━━━━━ MATERIALS PROVIDED

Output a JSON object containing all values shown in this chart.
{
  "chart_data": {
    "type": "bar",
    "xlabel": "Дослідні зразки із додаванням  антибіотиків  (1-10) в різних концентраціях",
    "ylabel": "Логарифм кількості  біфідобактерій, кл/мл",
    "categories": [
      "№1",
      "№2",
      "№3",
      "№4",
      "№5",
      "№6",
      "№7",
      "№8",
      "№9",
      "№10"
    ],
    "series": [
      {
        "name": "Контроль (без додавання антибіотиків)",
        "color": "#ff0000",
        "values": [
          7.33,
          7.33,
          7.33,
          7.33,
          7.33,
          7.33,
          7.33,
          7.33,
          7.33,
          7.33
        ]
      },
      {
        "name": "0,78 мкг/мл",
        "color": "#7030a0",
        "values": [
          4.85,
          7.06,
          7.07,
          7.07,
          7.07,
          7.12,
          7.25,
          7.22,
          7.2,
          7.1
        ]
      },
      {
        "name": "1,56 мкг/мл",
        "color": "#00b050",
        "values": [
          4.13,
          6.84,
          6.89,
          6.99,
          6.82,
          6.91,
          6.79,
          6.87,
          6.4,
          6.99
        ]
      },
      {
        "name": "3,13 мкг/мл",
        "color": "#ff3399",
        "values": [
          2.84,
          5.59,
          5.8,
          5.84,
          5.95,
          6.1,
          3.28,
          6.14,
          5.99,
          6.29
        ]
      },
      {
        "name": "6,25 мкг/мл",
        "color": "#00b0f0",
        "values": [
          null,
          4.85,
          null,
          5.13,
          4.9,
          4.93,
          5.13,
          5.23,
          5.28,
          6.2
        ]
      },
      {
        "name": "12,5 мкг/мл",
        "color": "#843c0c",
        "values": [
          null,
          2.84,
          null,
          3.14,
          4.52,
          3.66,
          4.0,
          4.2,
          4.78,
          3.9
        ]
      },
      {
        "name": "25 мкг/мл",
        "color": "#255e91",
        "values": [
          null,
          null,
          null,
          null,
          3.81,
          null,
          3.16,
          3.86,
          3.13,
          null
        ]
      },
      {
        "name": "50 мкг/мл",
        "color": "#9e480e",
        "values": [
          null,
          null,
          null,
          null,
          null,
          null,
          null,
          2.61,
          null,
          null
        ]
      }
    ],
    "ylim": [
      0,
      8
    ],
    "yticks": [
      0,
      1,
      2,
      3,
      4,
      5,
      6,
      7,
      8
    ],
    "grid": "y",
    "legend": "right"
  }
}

━━━━━━━━━━

**WHAT TO WORK ON**
Count how many lines of the material hold the string "name". Give the number and nothing more.

**RIGHT ANSWER**
8